Filter the entries, keeping every line with the word "source".

=== Data listing ===

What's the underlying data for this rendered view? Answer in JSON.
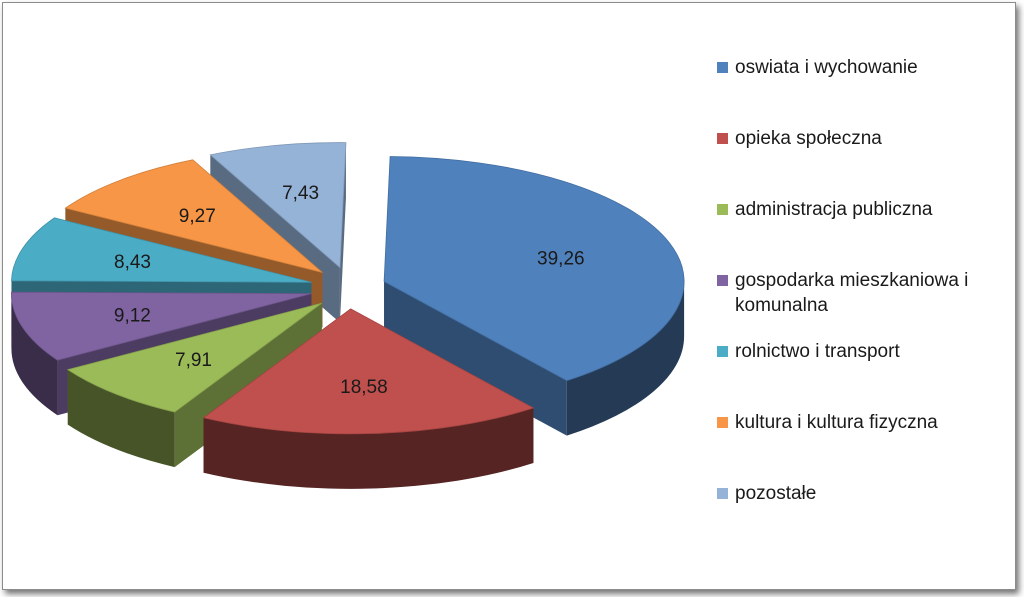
{
  "chart_data": {
    "type": "pie",
    "exploded": true,
    "three_d": true,
    "legend_position": "right",
    "categories": [
      "oswiata i wychowanie",
      "opieka społeczna",
      "administracja publiczna",
      "gospodarka mieszkaniowa i komunalna",
      "rolnictwo i transport",
      "kultura i kultura fizyczna",
      "pozostałe"
    ],
    "values": [
      39.26,
      18.58,
      7.91,
      9.12,
      8.43,
      9.27,
      7.43
    ],
    "data_labels": [
      "39,26",
      "18,58",
      "7,91",
      "9,12",
      "8,43",
      "9,27",
      "7,43"
    ],
    "colors": [
      "#4f81bd",
      "#c0504d",
      "#9bbb59",
      "#8064a2",
      "#4bacc6",
      "#f79646",
      "#95b3d7"
    ]
  }
}
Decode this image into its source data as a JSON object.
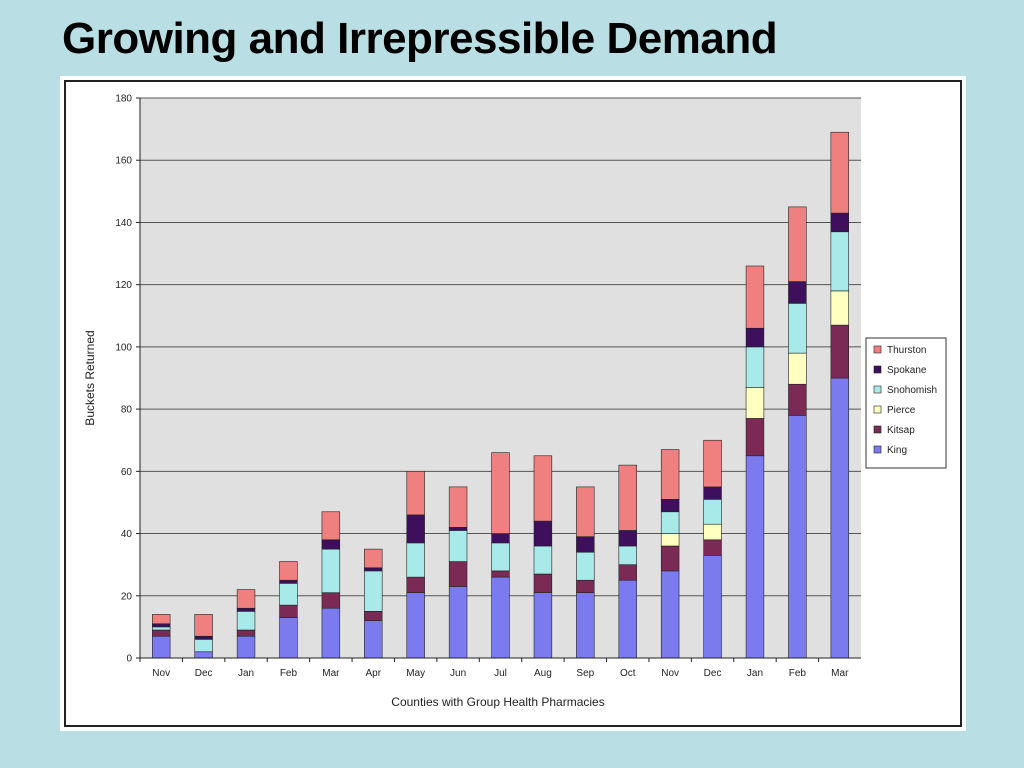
{
  "slide": {
    "title": "Growing and Irrepressible Demand"
  },
  "colors": {
    "background": "#b9dfe4",
    "plot_area": "#e0e0e0",
    "gridline": "#555555"
  },
  "chart_data": {
    "type": "bar",
    "stacked": true,
    "title": "",
    "xlabel": "Counties with Group Health Pharmacies",
    "ylabel": "Buckets Returned",
    "ylim": [
      0,
      180
    ],
    "yticks": [
      0,
      20,
      40,
      60,
      80,
      100,
      120,
      140,
      160,
      180
    ],
    "grid": true,
    "legend_position": "right",
    "categories": [
      "Nov",
      "Dec",
      "Jan",
      "Feb",
      "Mar",
      "Apr",
      "May",
      "Jun",
      "Jul",
      "Aug",
      "Sep",
      "Oct",
      "Nov",
      "Dec",
      "Jan",
      "Feb",
      "Mar"
    ],
    "series": [
      {
        "name": "King",
        "color": "#7b7bef",
        "values": [
          7,
          2,
          7,
          13,
          16,
          12,
          21,
          23,
          26,
          21,
          21,
          25,
          28,
          33,
          65,
          78,
          90
        ]
      },
      {
        "name": "Kitsap",
        "color": "#7b2a55",
        "values": [
          2,
          0,
          2,
          4,
          5,
          3,
          5,
          8,
          2,
          6,
          4,
          5,
          8,
          5,
          12,
          10,
          17
        ]
      },
      {
        "name": "Pierce",
        "color": "#ffffc0",
        "values": [
          0,
          0,
          0,
          0,
          0,
          0,
          0,
          0,
          0,
          0,
          0,
          0,
          4,
          5,
          10,
          10,
          11
        ]
      },
      {
        "name": "Snohomish",
        "color": "#a8eaea",
        "values": [
          1,
          4,
          6,
          7,
          14,
          13,
          11,
          10,
          9,
          9,
          9,
          6,
          7,
          8,
          13,
          16,
          19
        ]
      },
      {
        "name": "Spokane",
        "color": "#3d0f5c",
        "values": [
          1,
          1,
          1,
          1,
          3,
          1,
          9,
          1,
          3,
          8,
          5,
          5,
          4,
          4,
          6,
          7,
          6
        ]
      },
      {
        "name": "Thurston",
        "color": "#f08080",
        "values": [
          3,
          7,
          6,
          6,
          9,
          6,
          14,
          13,
          26,
          21,
          16,
          21,
          16,
          15,
          20,
          24,
          26
        ]
      }
    ]
  }
}
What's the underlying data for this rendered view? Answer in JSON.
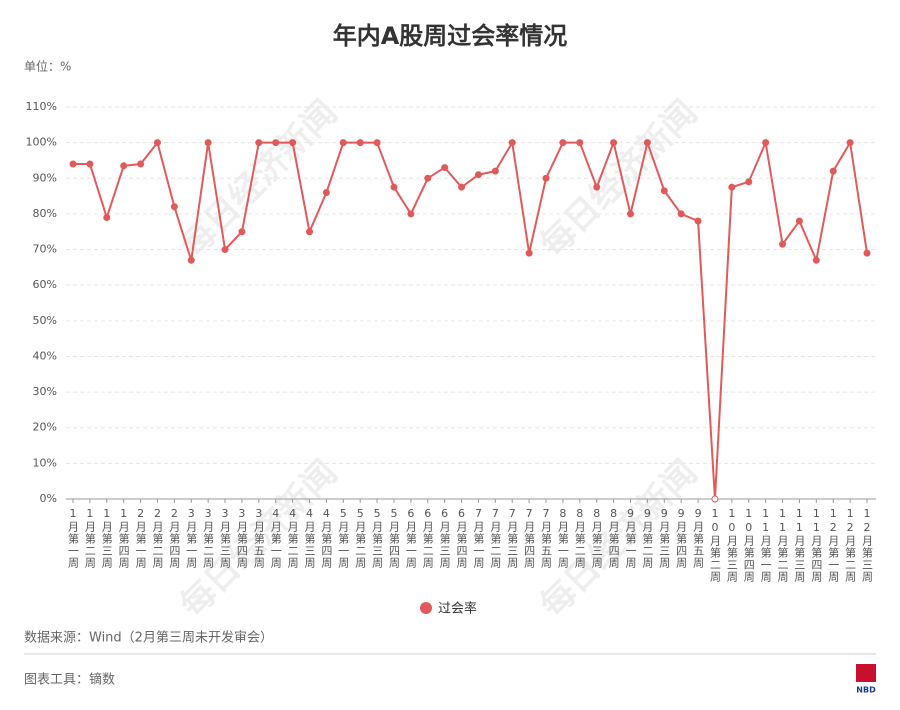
{
  "chart_data": {
    "type": "line",
    "title": "年内A股周过会率情况",
    "unit_label": "单位：%",
    "categories": [
      "1月第一周",
      "1月第二周",
      "1月第三周",
      "1月第四周",
      "2月第一周",
      "2月第二周",
      "2月第四周",
      "3月第一周",
      "3月第二周",
      "3月第三周",
      "3月第四周",
      "3月第五周",
      "4月第一周",
      "4月第二周",
      "4月第三周",
      "4月第四周",
      "5月第一周",
      "5月第二周",
      "5月第三周",
      "5月第四周",
      "6月第一周",
      "6月第二周",
      "6月第三周",
      "6月第四周",
      "7月第一周",
      "7月第二周",
      "7月第三周",
      "7月第四周",
      "7月第五周",
      "8月第一周",
      "8月第二周",
      "8月第三周",
      "8月第四周",
      "9月第一周",
      "9月第二周",
      "9月第三周",
      "9月第四周",
      "9月第五周",
      "10月第二周",
      "10月第三周",
      "10月第四周",
      "11月第一周",
      "11月第二周",
      "11月第三周",
      "11月第四周",
      "12月第一周",
      "12月第二周",
      "12月第三周"
    ],
    "series": [
      {
        "name": "过会率",
        "color": "#e05a5a",
        "values": [
          94,
          94,
          79,
          93.5,
          94,
          100,
          82,
          67,
          100,
          70,
          75,
          100,
          100,
          100,
          75,
          86,
          100,
          100,
          100,
          87.5,
          80,
          90,
          93,
          87.5,
          91,
          92,
          100,
          69,
          90,
          100,
          100,
          87.5,
          100,
          80,
          100,
          86.5,
          80,
          78,
          0,
          87.5,
          89,
          100,
          71.5,
          78,
          67,
          92,
          100,
          69
        ]
      }
    ],
    "ylim": [
      0,
      110
    ],
    "yticks": [
      {
        "value": 0,
        "label": "0%"
      },
      {
        "value": 10,
        "label": "10%"
      },
      {
        "value": 20,
        "label": "20%"
      },
      {
        "value": 30,
        "label": "30%"
      },
      {
        "value": 40,
        "label": "40%"
      },
      {
        "value": 50,
        "label": "50%"
      },
      {
        "value": 60,
        "label": "60%"
      },
      {
        "value": 70,
        "label": "70%"
      },
      {
        "value": 80,
        "label": "80%"
      },
      {
        "value": 90,
        "label": "90%"
      },
      {
        "value": 100,
        "label": "100%"
      },
      {
        "value": 110,
        "label": "110%"
      }
    ],
    "grid": true,
    "legend": "bottom",
    "source": "数据来源：Wind（2月第三周未开发审会）",
    "tool": "图表工具：镝数",
    "watermark": "每日经济新闻",
    "logo": "NBD"
  }
}
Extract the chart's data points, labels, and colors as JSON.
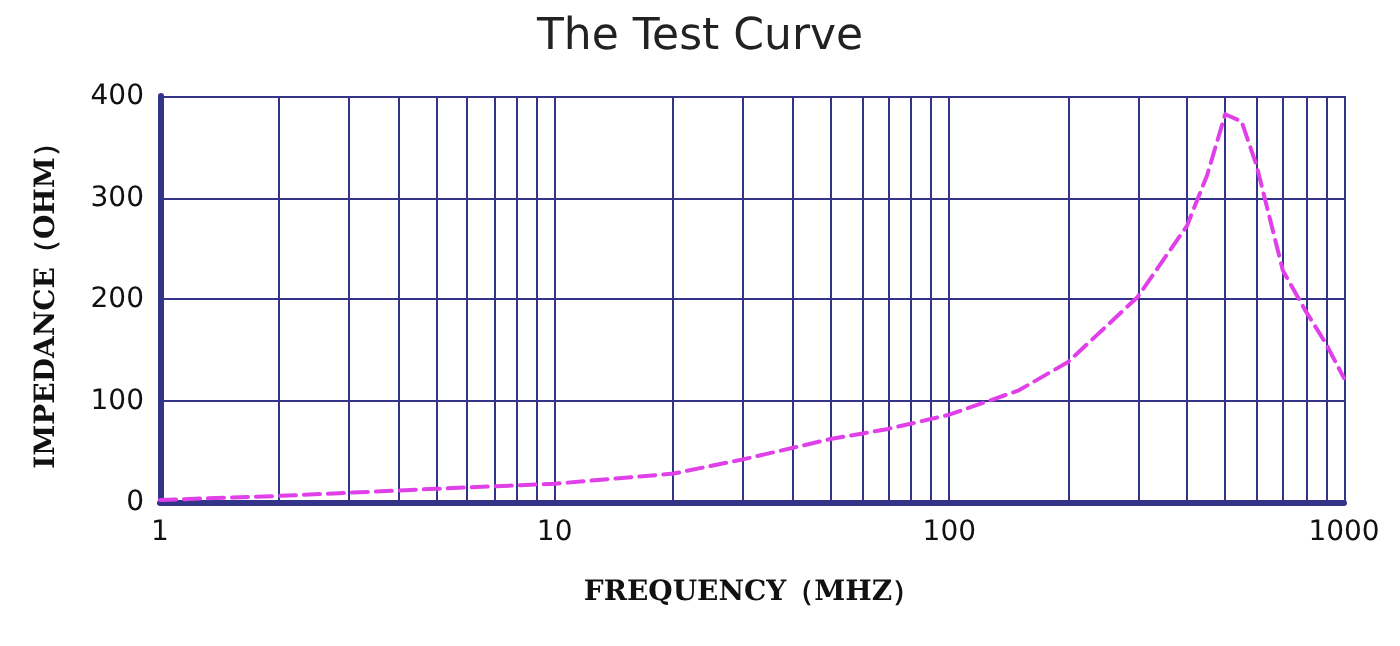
{
  "chart_data": {
    "type": "line",
    "title": "The Test Curve",
    "xlabel": "FREQUENCY（MHZ）",
    "ylabel": "IMPEDANCE（OHM）",
    "log": "x",
    "grid": true,
    "marker": "none",
    "line_style": "dashed",
    "xlim": [
      1,
      1000
    ],
    "ylim": [
      0,
      400
    ],
    "xticks": [
      1,
      {
        "value": 2,
        "label": null
      },
      {
        "value": 3,
        "label": null
      },
      {
        "value": 4,
        "label": null
      },
      {
        "value": 5,
        "label": null
      },
      {
        "value": 6,
        "label": null
      },
      {
        "value": 7,
        "label": null
      },
      {
        "value": 8,
        "label": null
      },
      {
        "value": 9,
        "label": null
      },
      10,
      {
        "value": 20,
        "label": null
      },
      {
        "value": 30,
        "label": null
      },
      {
        "value": 40,
        "label": null
      },
      {
        "value": 50,
        "label": null
      },
      {
        "value": 60,
        "label": null
      },
      {
        "value": 70,
        "label": null
      },
      {
        "value": 80,
        "label": null
      },
      {
        "value": 90,
        "label": null
      },
      100,
      {
        "value": 200,
        "label": null
      },
      {
        "value": 300,
        "label": null
      },
      {
        "value": 400,
        "label": null
      },
      {
        "value": 500,
        "label": null
      },
      {
        "value": 600,
        "label": null
      },
      {
        "value": 700,
        "label": null
      },
      {
        "value": 800,
        "label": null
      },
      {
        "value": 900,
        "label": null
      },
      1000
    ],
    "yticks": [
      0,
      100,
      200,
      300,
      400
    ],
    "x": [
      1,
      2,
      5,
      10,
      20,
      30,
      50,
      70,
      100,
      150,
      200,
      300,
      400,
      450,
      500,
      550,
      600,
      700,
      800,
      900,
      1000
    ],
    "series": [
      {
        "color": "#e040e8",
        "values": [
          2,
          6,
          13,
          18,
          28,
          42,
          62,
          72,
          86,
          110,
          138,
          202,
          272,
          322,
          382,
          375,
          332,
          228,
          188,
          156,
          122
        ]
      }
    ]
  }
}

===

• _Reply_:
Decode this image into its source data as a JSON object.
    "source": "数据来源：Wind（2月第三周未开发审会）",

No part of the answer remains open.